TASK BRIEF: Keep every line where the word "动作描写" appears; drop the rest.

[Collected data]
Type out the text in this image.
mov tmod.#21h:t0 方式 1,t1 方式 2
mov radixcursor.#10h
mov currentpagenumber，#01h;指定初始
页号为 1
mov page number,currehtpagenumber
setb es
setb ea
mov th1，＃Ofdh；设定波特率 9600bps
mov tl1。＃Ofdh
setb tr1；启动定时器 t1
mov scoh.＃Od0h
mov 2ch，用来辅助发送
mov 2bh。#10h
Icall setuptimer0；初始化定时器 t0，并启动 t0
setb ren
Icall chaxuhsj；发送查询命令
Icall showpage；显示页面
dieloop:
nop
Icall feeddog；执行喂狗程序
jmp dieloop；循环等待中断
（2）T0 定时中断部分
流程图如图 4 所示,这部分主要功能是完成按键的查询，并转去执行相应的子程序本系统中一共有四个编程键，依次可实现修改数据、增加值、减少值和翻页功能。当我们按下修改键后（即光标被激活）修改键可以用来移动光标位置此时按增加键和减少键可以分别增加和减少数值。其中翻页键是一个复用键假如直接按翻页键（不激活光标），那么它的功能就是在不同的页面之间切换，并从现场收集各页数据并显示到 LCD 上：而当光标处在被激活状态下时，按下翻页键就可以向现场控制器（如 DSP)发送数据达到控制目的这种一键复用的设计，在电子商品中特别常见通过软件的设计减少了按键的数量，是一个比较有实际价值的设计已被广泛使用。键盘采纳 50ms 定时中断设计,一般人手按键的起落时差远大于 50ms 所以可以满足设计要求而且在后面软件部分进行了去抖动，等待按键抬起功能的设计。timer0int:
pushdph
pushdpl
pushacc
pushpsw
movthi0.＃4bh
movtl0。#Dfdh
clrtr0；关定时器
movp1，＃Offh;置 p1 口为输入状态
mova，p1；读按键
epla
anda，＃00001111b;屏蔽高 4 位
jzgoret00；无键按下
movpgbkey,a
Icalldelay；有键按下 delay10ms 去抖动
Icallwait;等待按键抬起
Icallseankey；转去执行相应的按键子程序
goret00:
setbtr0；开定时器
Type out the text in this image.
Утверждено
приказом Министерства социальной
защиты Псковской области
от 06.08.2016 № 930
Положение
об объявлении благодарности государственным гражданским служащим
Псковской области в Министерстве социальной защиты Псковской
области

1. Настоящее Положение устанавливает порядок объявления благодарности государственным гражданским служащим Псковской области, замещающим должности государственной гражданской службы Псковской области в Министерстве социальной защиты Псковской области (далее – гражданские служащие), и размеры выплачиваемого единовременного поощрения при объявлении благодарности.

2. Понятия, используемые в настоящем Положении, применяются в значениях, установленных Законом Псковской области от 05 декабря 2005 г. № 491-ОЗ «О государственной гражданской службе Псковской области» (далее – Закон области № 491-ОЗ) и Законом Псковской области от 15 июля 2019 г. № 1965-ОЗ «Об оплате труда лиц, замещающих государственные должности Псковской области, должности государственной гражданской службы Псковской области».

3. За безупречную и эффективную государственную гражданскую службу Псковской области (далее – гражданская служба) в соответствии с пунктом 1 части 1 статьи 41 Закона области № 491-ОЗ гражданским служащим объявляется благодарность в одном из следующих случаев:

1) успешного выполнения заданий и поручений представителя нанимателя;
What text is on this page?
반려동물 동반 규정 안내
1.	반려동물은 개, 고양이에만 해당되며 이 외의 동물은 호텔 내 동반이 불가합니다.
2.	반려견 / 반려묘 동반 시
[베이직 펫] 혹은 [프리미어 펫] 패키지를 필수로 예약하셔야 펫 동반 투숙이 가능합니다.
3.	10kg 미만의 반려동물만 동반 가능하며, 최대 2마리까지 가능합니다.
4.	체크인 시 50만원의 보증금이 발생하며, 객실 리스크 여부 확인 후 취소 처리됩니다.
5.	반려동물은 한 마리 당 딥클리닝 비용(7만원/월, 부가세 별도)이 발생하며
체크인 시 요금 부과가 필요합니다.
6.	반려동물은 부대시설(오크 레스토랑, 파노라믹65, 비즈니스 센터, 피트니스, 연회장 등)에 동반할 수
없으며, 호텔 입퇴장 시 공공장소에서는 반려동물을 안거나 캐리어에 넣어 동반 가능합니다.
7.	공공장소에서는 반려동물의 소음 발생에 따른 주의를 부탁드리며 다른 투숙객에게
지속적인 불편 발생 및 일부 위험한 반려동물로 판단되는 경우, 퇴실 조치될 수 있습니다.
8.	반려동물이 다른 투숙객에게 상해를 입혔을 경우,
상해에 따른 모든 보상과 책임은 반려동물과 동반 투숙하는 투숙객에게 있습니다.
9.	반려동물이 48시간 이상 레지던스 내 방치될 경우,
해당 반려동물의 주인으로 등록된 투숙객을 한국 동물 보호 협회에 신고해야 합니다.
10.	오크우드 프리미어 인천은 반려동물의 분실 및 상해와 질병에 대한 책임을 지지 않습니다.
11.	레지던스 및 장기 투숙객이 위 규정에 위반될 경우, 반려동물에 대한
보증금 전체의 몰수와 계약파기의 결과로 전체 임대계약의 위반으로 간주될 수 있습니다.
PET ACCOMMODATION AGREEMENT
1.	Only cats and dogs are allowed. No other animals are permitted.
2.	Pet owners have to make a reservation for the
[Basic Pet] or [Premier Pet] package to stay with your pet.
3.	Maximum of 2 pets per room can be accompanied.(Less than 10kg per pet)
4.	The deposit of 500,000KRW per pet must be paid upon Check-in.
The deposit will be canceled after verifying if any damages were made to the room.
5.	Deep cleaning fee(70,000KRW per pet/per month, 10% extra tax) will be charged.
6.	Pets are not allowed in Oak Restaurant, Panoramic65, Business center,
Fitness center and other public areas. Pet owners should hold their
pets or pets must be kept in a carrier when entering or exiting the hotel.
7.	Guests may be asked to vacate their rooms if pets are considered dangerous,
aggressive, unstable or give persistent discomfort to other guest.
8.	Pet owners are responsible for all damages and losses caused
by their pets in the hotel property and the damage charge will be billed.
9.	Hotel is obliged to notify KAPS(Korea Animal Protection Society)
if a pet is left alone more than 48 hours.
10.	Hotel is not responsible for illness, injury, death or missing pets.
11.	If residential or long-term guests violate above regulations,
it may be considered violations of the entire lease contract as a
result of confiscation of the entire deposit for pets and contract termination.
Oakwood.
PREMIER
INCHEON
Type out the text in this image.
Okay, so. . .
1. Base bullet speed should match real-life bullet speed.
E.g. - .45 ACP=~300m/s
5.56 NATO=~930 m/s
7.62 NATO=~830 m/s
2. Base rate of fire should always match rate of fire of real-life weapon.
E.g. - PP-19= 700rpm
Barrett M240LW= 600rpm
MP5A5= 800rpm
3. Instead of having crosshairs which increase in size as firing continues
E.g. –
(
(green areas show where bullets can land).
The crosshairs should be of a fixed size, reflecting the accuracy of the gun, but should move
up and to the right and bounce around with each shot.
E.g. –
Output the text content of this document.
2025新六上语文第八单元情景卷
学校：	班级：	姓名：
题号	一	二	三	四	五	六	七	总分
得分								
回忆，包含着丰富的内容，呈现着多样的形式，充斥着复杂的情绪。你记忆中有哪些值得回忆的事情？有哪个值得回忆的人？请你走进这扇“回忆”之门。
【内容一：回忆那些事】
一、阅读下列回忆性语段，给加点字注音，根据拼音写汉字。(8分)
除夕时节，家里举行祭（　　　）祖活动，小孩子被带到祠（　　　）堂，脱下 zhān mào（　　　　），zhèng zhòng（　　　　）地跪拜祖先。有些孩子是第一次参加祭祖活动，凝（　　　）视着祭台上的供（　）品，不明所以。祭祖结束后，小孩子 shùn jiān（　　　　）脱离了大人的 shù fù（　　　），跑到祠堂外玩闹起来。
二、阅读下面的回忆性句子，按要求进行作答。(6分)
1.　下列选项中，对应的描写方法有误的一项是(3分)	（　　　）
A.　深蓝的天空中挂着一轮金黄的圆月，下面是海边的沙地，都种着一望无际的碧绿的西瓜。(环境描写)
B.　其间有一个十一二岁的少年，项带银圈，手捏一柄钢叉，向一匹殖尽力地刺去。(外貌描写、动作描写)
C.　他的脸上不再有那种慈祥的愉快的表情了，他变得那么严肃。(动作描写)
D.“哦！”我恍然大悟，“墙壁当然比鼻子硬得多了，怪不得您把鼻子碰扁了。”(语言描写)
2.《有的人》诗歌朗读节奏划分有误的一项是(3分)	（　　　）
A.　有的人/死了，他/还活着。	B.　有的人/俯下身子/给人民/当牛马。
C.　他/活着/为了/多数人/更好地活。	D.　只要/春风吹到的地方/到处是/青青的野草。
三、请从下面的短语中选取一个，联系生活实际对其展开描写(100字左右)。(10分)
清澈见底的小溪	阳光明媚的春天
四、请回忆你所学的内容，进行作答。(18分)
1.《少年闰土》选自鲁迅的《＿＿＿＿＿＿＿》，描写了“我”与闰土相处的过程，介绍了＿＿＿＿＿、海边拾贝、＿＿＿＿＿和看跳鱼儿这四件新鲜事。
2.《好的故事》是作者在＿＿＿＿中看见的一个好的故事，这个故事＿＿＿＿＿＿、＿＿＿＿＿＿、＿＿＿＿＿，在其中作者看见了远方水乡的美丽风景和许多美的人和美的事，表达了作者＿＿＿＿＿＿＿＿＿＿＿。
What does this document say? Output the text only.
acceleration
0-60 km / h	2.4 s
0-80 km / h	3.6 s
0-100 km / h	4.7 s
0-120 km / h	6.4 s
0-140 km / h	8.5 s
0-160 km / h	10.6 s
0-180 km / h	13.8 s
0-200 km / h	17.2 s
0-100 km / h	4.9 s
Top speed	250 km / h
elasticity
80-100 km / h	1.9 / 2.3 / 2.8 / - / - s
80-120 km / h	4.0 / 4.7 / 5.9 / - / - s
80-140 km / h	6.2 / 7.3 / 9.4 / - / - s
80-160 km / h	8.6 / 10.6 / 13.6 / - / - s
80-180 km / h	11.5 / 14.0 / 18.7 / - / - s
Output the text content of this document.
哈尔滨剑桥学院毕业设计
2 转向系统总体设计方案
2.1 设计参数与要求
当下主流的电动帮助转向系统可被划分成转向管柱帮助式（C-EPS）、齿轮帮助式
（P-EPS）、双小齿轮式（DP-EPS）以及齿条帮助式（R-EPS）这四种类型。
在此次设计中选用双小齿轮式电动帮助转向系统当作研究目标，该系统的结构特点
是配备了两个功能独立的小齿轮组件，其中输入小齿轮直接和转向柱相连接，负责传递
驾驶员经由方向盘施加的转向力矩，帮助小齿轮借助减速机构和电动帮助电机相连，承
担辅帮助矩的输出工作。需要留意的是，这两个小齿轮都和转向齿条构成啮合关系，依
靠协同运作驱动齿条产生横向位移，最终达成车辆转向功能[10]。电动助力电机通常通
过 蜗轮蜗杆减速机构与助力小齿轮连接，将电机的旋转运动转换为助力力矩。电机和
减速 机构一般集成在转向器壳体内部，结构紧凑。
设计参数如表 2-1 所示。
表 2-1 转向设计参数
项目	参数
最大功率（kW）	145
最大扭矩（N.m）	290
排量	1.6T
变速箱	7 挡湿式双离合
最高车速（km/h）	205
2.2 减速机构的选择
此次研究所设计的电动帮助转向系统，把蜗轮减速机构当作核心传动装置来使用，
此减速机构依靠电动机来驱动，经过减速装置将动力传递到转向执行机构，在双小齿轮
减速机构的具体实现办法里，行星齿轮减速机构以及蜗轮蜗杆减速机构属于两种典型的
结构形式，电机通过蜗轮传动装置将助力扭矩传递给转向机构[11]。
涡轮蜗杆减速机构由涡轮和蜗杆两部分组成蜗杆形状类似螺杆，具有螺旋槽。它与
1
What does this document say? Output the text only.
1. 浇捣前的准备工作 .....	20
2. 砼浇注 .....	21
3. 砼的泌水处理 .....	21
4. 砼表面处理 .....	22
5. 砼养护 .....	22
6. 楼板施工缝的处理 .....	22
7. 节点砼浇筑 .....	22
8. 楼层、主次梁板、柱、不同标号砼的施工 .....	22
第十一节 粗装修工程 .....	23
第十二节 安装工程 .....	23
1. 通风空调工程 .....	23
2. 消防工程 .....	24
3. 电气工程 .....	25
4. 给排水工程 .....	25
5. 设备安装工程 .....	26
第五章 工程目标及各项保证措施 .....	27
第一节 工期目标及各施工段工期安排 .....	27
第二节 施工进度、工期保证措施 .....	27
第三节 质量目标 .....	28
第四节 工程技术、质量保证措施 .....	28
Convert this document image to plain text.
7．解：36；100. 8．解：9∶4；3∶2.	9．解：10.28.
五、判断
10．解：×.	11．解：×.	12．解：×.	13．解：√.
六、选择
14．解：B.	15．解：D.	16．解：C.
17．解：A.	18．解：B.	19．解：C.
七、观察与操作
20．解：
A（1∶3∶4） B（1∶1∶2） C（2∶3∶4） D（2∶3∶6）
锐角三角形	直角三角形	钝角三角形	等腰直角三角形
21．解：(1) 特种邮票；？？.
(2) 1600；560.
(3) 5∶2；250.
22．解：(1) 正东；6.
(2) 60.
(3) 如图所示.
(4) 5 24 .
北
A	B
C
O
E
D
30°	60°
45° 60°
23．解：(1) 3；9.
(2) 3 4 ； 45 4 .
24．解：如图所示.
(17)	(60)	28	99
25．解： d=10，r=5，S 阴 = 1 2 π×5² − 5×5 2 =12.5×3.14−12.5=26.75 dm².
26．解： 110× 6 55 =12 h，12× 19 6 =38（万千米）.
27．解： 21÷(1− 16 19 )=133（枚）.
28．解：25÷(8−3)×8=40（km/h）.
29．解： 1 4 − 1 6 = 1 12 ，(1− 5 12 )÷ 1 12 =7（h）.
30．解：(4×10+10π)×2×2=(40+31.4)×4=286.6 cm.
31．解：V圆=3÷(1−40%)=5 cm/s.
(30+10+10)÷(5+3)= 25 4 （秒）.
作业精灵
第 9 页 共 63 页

RESULT OF THIS EXERCISE:
B.　其间有一个十一二岁的少年，项带银圈，手捏一柄钢叉，向一匹殖尽力地刺去。(外貌描写、动作描写)
C.　他的脸上不再有那种慈祥的愉快的表情了，他变得那么严肃。(动作描写)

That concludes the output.